Dataset entries on figures
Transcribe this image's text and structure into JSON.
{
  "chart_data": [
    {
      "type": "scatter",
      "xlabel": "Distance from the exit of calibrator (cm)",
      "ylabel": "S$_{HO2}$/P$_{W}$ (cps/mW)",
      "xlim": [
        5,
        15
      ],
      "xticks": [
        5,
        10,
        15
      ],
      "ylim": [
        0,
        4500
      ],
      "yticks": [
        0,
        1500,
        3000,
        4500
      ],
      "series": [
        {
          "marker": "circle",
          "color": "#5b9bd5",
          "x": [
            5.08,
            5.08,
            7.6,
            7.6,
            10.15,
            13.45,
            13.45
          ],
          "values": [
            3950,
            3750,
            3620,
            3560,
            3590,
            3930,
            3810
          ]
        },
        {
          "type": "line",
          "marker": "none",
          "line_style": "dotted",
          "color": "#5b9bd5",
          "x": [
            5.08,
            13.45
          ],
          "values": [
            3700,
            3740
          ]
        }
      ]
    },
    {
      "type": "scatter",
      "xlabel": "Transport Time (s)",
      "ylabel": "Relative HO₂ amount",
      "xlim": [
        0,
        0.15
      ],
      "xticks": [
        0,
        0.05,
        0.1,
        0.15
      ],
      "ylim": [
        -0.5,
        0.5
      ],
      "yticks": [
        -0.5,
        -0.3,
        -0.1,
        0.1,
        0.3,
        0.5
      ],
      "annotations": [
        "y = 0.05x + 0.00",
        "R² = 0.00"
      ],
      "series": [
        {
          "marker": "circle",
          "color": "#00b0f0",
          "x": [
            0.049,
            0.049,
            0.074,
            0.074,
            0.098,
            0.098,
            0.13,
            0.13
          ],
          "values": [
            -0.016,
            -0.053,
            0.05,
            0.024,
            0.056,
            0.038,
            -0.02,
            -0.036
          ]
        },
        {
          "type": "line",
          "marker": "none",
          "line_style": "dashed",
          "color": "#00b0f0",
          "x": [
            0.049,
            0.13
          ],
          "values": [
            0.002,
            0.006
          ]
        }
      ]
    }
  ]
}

- **EXERCISE GOAL**
The full set of records should be duplicated exactly.

- **OUTPUT FOR THIS EXERCISE**
Transcribe this image's text and structure into JSON.
{
  "chart_data": [
    {
      "type": "scatter",
      "xlabel": "Distance from the exit of calibrator (cm)",
      "ylabel": "S$_{HO2}$/P$_{W}$ (cps/mW)",
      "xlim": [
        5,
        15
      ],
      "xticks": [
        5,
        10,
        15
      ],
      "ylim": [
        0,
        4500
      ],
      "yticks": [
        0,
        1500,
        3000,
        4500
      ],
      "series": [
        {
          "marker": "circle",
          "color": "#5b9bd5",
          "x": [
            5.08,
            5.08,
            7.6,
            7.6,
            10.15,
            13.45,
            13.45
          ],
          "values": [
            3950,
            3750,
            3620,
            3560,
            3590,
            3930,
            3810
          ]
        },
        {
          "type": "line",
          "marker": "none",
          "line_style": "dotted",
          "color": "#5b9bd5",
          "x": [
            5.08,
            13.45
          ],
          "values": [
            3700,
            3740
          ]
        }
      ]
    },
    {
      "type": "scatter",
      "xlabel": "Transport Time (s)",
      "ylabel": "Relative HO₂ amount",
      "xlim": [
        0,
        0.15
      ],
      "xticks": [
        0,
        0.05,
        0.1,
        0.15
      ],
      "ylim": [
        -0.5,
        0.5
      ],
      "yticks": [
        -0.5,
        -0.3,
        -0.1,
        0.1,
        0.3,
        0.5
      ],
      "annotations": [
        "y = 0.05x + 0.00",
        "R² = 0.00"
      ],
      "series": [
        {
          "marker": "circle",
          "color": "#00b0f0",
          "x": [
            0.049,
            0.049,
            0.074,
            0.074,
            0.098,
            0.098,
            0.13,
            0.13
          ],
          "values": [
            -0.016,
            -0.053,
            0.05,
            0.024,
            0.056,
            0.038,
            -0.02,
            -0.036
          ]
        },
        {
          "type": "line",
          "marker": "none",
          "line_style": "dashed",
          "color": "#00b0f0",
          "x": [
            0.049,
            0.13
          ],
          "values": [
            0.002,
            0.006
          ]
        }
      ]
    }
  ]
}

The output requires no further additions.